AIM OF THE TASK: Copy every entry word for word, but skip the pictures.

DATA TO USE:

---

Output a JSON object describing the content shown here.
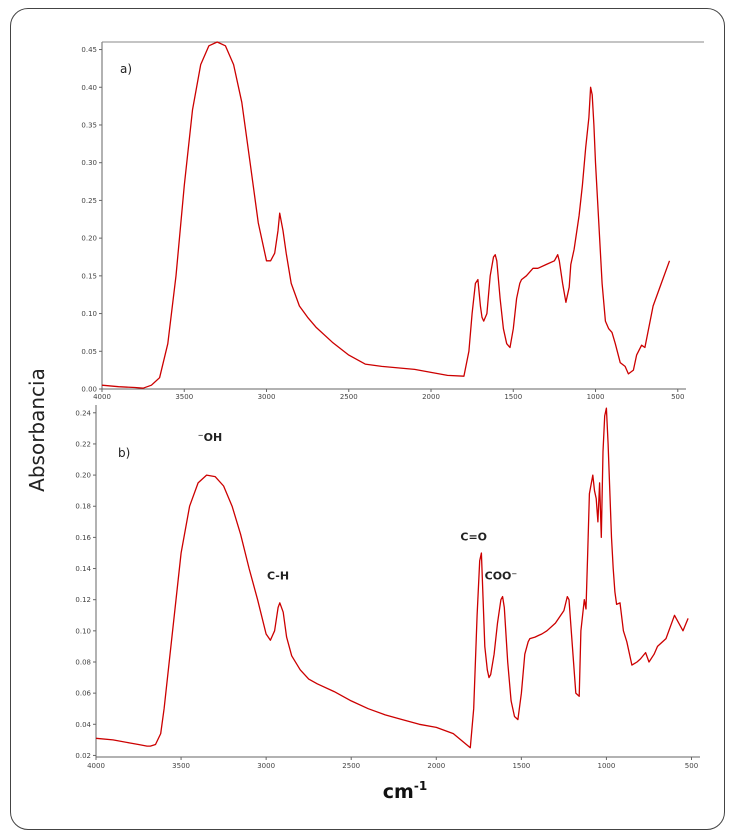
{
  "chart_data": [
    {
      "type": "line",
      "panel_label": "a)",
      "xlabel": "cm-1",
      "ylabel": "Absorbancia",
      "xlim": [
        4000,
        450
      ],
      "x_reversed": true,
      "ylim": [
        0,
        0.46
      ],
      "xticks": [
        4000,
        3500,
        3000,
        2500,
        2000,
        1500,
        1000,
        500
      ],
      "yticks": [
        0.0,
        0.05,
        0.1,
        0.15,
        0.2,
        0.25,
        0.3,
        0.35,
        0.4,
        0.45
      ],
      "ytick_labels": [
        "0.00",
        "0.05",
        "0.10",
        "0.15",
        "0.20",
        "0.25",
        "0.30",
        "0.35",
        "0.40",
        "0.45"
      ],
      "series": [
        {
          "color": "#cc0000",
          "x": [
            4000,
            3900,
            3800,
            3750,
            3700,
            3650,
            3600,
            3550,
            3500,
            3450,
            3400,
            3350,
            3300,
            3250,
            3200,
            3150,
            3100,
            3050,
            3000,
            2975,
            2950,
            2930,
            2920,
            2900,
            2880,
            2850,
            2800,
            2750,
            2700,
            2600,
            2500,
            2400,
            2300,
            2200,
            2150,
            2100,
            2000,
            1900,
            1800,
            1770,
            1750,
            1730,
            1715,
            1700,
            1690,
            1680,
            1660,
            1640,
            1620,
            1610,
            1600,
            1580,
            1560,
            1540,
            1520,
            1500,
            1480,
            1460,
            1450,
            1420,
            1400,
            1380,
            1350,
            1300,
            1250,
            1230,
            1220,
            1200,
            1180,
            1160,
            1150,
            1130,
            1100,
            1080,
            1060,
            1050,
            1040,
            1030,
            1020,
            1010,
            1000,
            980,
            960,
            940,
            920,
            900,
            880,
            850,
            820,
            800,
            770,
            750,
            720,
            700,
            650,
            600,
            550
          ],
          "y": [
            0.005,
            0.003,
            0.002,
            0.001,
            0.005,
            0.015,
            0.06,
            0.15,
            0.27,
            0.37,
            0.43,
            0.455,
            0.46,
            0.455,
            0.43,
            0.38,
            0.3,
            0.22,
            0.17,
            0.17,
            0.18,
            0.21,
            0.233,
            0.21,
            0.18,
            0.14,
            0.11,
            0.095,
            0.082,
            0.062,
            0.045,
            0.033,
            0.03,
            0.028,
            0.027,
            0.026,
            0.022,
            0.018,
            0.017,
            0.05,
            0.1,
            0.14,
            0.145,
            0.11,
            0.095,
            0.09,
            0.1,
            0.15,
            0.175,
            0.178,
            0.17,
            0.12,
            0.08,
            0.06,
            0.055,
            0.08,
            0.12,
            0.14,
            0.145,
            0.15,
            0.155,
            0.16,
            0.16,
            0.165,
            0.17,
            0.178,
            0.17,
            0.14,
            0.115,
            0.135,
            0.165,
            0.185,
            0.23,
            0.27,
            0.32,
            0.34,
            0.36,
            0.4,
            0.39,
            0.35,
            0.3,
            0.22,
            0.14,
            0.09,
            0.08,
            0.075,
            0.06,
            0.035,
            0.03,
            0.02,
            0.025,
            0.045,
            0.058,
            0.055,
            0.11,
            0.14,
            0.17
          ]
        }
      ]
    },
    {
      "type": "line",
      "panel_label": "b)",
      "xlabel": "cm-1",
      "ylabel": "Absorbancia",
      "xlim": [
        4000,
        450
      ],
      "x_reversed": true,
      "ylim": [
        0.019,
        0.245
      ],
      "xticks": [
        4000,
        3500,
        3000,
        2500,
        2000,
        1500,
        1000,
        500
      ],
      "yticks": [
        0.02,
        0.04,
        0.06,
        0.08,
        0.1,
        0.12,
        0.14,
        0.16,
        0.18,
        0.2,
        0.22,
        0.24
      ],
      "ytick_labels": [
        "0.02",
        "0.04",
        "0.06",
        "0.08",
        "0.10",
        "0.12",
        "0.14",
        "0.16",
        "0.18",
        "0.20",
        "0.22",
        "0.24"
      ],
      "annotations": [
        {
          "text": "⁻OH",
          "x": 3330,
          "y": 0.222
        },
        {
          "text": "C-H",
          "x": 2930,
          "y": 0.133
        },
        {
          "text": "C=O",
          "x": 1780,
          "y": 0.158
        },
        {
          "text": "COO⁻",
          "x": 1620,
          "y": 0.133
        }
      ],
      "series": [
        {
          "color": "#cc0000",
          "x": [
            4000,
            3900,
            3800,
            3750,
            3700,
            3680,
            3650,
            3620,
            3600,
            3550,
            3500,
            3450,
            3400,
            3350,
            3300,
            3250,
            3200,
            3150,
            3100,
            3050,
            3000,
            2975,
            2950,
            2930,
            2920,
            2900,
            2880,
            2850,
            2800,
            2750,
            2700,
            2600,
            2500,
            2400,
            2300,
            2200,
            2100,
            2000,
            1900,
            1800,
            1780,
            1760,
            1745,
            1735,
            1725,
            1715,
            1700,
            1690,
            1680,
            1660,
            1640,
            1620,
            1610,
            1600,
            1580,
            1560,
            1540,
            1520,
            1500,
            1480,
            1460,
            1450,
            1420,
            1400,
            1380,
            1350,
            1300,
            1250,
            1230,
            1220,
            1200,
            1180,
            1160,
            1150,
            1130,
            1120,
            1110,
            1100,
            1080,
            1070,
            1060,
            1050,
            1040,
            1030,
            1020,
            1010,
            1000,
            990,
            980,
            970,
            960,
            950,
            940,
            920,
            900,
            880,
            850,
            820,
            800,
            770,
            750,
            720,
            700,
            650,
            600,
            550,
            520
          ],
          "y": [
            0.031,
            0.03,
            0.028,
            0.027,
            0.026,
            0.026,
            0.027,
            0.034,
            0.05,
            0.1,
            0.15,
            0.18,
            0.195,
            0.2,
            0.199,
            0.193,
            0.18,
            0.162,
            0.14,
            0.12,
            0.098,
            0.094,
            0.1,
            0.115,
            0.118,
            0.112,
            0.096,
            0.084,
            0.075,
            0.069,
            0.066,
            0.061,
            0.055,
            0.05,
            0.046,
            0.043,
            0.04,
            0.038,
            0.034,
            0.025,
            0.05,
            0.11,
            0.145,
            0.15,
            0.12,
            0.09,
            0.075,
            0.07,
            0.072,
            0.085,
            0.105,
            0.12,
            0.122,
            0.115,
            0.08,
            0.055,
            0.045,
            0.043,
            0.06,
            0.085,
            0.093,
            0.095,
            0.096,
            0.097,
            0.098,
            0.1,
            0.105,
            0.113,
            0.122,
            0.12,
            0.09,
            0.06,
            0.058,
            0.1,
            0.12,
            0.114,
            0.15,
            0.188,
            0.2,
            0.19,
            0.185,
            0.17,
            0.195,
            0.16,
            0.215,
            0.238,
            0.243,
            0.22,
            0.19,
            0.16,
            0.14,
            0.125,
            0.117,
            0.118,
            0.1,
            0.093,
            0.078,
            0.08,
            0.082,
            0.086,
            0.08,
            0.085,
            0.09,
            0.095,
            0.11,
            0.1,
            0.108
          ]
        }
      ]
    }
  ]
}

---

OUTPUT FOR THIS EXERCISE:
Output a JSON object describing the content shown here.
{
  "chart_data": [
    {
      "type": "line",
      "panel_label": "a)",
      "xlabel": "cm-1",
      "ylabel": "Absorbancia",
      "xlim": [
        4000,
        450
      ],
      "x_reversed": true,
      "ylim": [
        0,
        0.46
      ],
      "xticks": [
        4000,
        3500,
        3000,
        2500,
        2000,
        1500,
        1000,
        500
      ],
      "yticks": [
        0.0,
        0.05,
        0.1,
        0.15,
        0.2,
        0.25,
        0.3,
        0.35,
        0.4,
        0.45
      ],
      "ytick_labels": [
        "0.00",
        "0.05",
        "0.10",
        "0.15",
        "0.20",
        "0.25",
        "0.30",
        "0.35",
        "0.40",
        "0.45"
      ],
      "series": [
        {
          "color": "#cc0000",
          "x": [
            4000,
            3900,
            3800,
            3750,
            3700,
            3650,
            3600,
            3550,
            3500,
            3450,
            3400,
            3350,
            3300,
            3250,
            3200,
            3150,
            3100,
            3050,
            3000,
            2975,
            2950,
            2930,
            2920,
            2900,
            2880,
            2850,
            2800,
            2750,
            2700,
            2600,
            2500,
            2400,
            2300,
            2200,
            2150,
            2100,
            2000,
            1900,
            1800,
            1770,
            1750,
            1730,
            1715,
            1700,
            1690,
            1680,
            1660,
            1640,
            1620,
            1610,
            1600,
            1580,
            1560,
            1540,
            1520,
            1500,
            1480,
            1460,
            1450,
            1420,
            1400,
            1380,
            1350,
            1300,
            1250,
            1230,
            1220,
            1200,
            1180,
            1160,
            1150,
            1130,
            1100,
            1080,
            1060,
            1050,
            1040,
            1030,
            1020,
            1010,
            1000,
            980,
            960,
            940,
            920,
            900,
            880,
            850,
            820,
            800,
            770,
            750,
            720,
            700,
            650,
            600,
            550
          ],
          "y": [
            0.005,
            0.003,
            0.002,
            0.001,
            0.005,
            0.015,
            0.06,
            0.15,
            0.27,
            0.37,
            0.43,
            0.455,
            0.46,
            0.455,
            0.43,
            0.38,
            0.3,
            0.22,
            0.17,
            0.17,
            0.18,
            0.21,
            0.233,
            0.21,
            0.18,
            0.14,
            0.11,
            0.095,
            0.082,
            0.062,
            0.045,
            0.033,
            0.03,
            0.028,
            0.027,
            0.026,
            0.022,
            0.018,
            0.017,
            0.05,
            0.1,
            0.14,
            0.145,
            0.11,
            0.095,
            0.09,
            0.1,
            0.15,
            0.175,
            0.178,
            0.17,
            0.12,
            0.08,
            0.06,
            0.055,
            0.08,
            0.12,
            0.14,
            0.145,
            0.15,
            0.155,
            0.16,
            0.16,
            0.165,
            0.17,
            0.178,
            0.17,
            0.14,
            0.115,
            0.135,
            0.165,
            0.185,
            0.23,
            0.27,
            0.32,
            0.34,
            0.36,
            0.4,
            0.39,
            0.35,
            0.3,
            0.22,
            0.14,
            0.09,
            0.08,
            0.075,
            0.06,
            0.035,
            0.03,
            0.02,
            0.025,
            0.045,
            0.058,
            0.055,
            0.11,
            0.14,
            0.17
          ]
        }
      ]
    },
    {
      "type": "line",
      "panel_label": "b)",
      "xlabel": "cm-1",
      "ylabel": "Absorbancia",
      "xlim": [
        4000,
        450
      ],
      "x_reversed": true,
      "ylim": [
        0.019,
        0.245
      ],
      "xticks": [
        4000,
        3500,
        3000,
        2500,
        2000,
        1500,
        1000,
        500
      ],
      "yticks": [
        0.02,
        0.04,
        0.06,
        0.08,
        0.1,
        0.12,
        0.14,
        0.16,
        0.18,
        0.2,
        0.22,
        0.24
      ],
      "ytick_labels": [
        "0.02",
        "0.04",
        "0.06",
        "0.08",
        "0.10",
        "0.12",
        "0.14",
        "0.16",
        "0.18",
        "0.20",
        "0.22",
        "0.24"
      ],
      "annotations": [
        {
          "text": "⁻OH",
          "x": 3330,
          "y": 0.222
        },
        {
          "text": "C-H",
          "x": 2930,
          "y": 0.133
        },
        {
          "text": "C=O",
          "x": 1780,
          "y": 0.158
        },
        {
          "text": "COO⁻",
          "x": 1620,
          "y": 0.133
        }
      ],
      "series": [
        {
          "color": "#cc0000",
          "x": [
            4000,
            3900,
            3800,
            3750,
            3700,
            3680,
            3650,
            3620,
            3600,
            3550,
            3500,
            3450,
            3400,
            3350,
            3300,
            3250,
            3200,
            3150,
            3100,
            3050,
            3000,
            2975,
            2950,
            2930,
            2920,
            2900,
            2880,
            2850,
            2800,
            2750,
            2700,
            2600,
            2500,
            2400,
            2300,
            2200,
            2100,
            2000,
            1900,
            1800,
            1780,
            1760,
            1745,
            1735,
            1725,
            1715,
            1700,
            1690,
            1680,
            1660,
            1640,
            1620,
            1610,
            1600,
            1580,
            1560,
            1540,
            1520,
            1500,
            1480,
            1460,
            1450,
            1420,
            1400,
            1380,
            1350,
            1300,
            1250,
            1230,
            1220,
            1200,
            1180,
            1160,
            1150,
            1130,
            1120,
            1110,
            1100,
            1080,
            1070,
            1060,
            1050,
            1040,
            1030,
            1020,
            1010,
            1000,
            990,
            980,
            970,
            960,
            950,
            940,
            920,
            900,
            880,
            850,
            820,
            800,
            770,
            750,
            720,
            700,
            650,
            600,
            550,
            520
          ],
          "y": [
            0.031,
            0.03,
            0.028,
            0.027,
            0.026,
            0.026,
            0.027,
            0.034,
            0.05,
            0.1,
            0.15,
            0.18,
            0.195,
            0.2,
            0.199,
            0.193,
            0.18,
            0.162,
            0.14,
            0.12,
            0.098,
            0.094,
            0.1,
            0.115,
            0.118,
            0.112,
            0.096,
            0.084,
            0.075,
            0.069,
            0.066,
            0.061,
            0.055,
            0.05,
            0.046,
            0.043,
            0.04,
            0.038,
            0.034,
            0.025,
            0.05,
            0.11,
            0.145,
            0.15,
            0.12,
            0.09,
            0.075,
            0.07,
            0.072,
            0.085,
            0.105,
            0.12,
            0.122,
            0.115,
            0.08,
            0.055,
            0.045,
            0.043,
            0.06,
            0.085,
            0.093,
            0.095,
            0.096,
            0.097,
            0.098,
            0.1,
            0.105,
            0.113,
            0.122,
            0.12,
            0.09,
            0.06,
            0.058,
            0.1,
            0.12,
            0.114,
            0.15,
            0.188,
            0.2,
            0.19,
            0.185,
            0.17,
            0.195,
            0.16,
            0.215,
            0.238,
            0.243,
            0.22,
            0.19,
            0.16,
            0.14,
            0.125,
            0.117,
            0.118,
            0.1,
            0.093,
            0.078,
            0.08,
            0.082,
            0.086,
            0.08,
            0.085,
            0.09,
            0.095,
            0.11,
            0.1,
            0.108
          ]
        }
      ]
    }
  ]
}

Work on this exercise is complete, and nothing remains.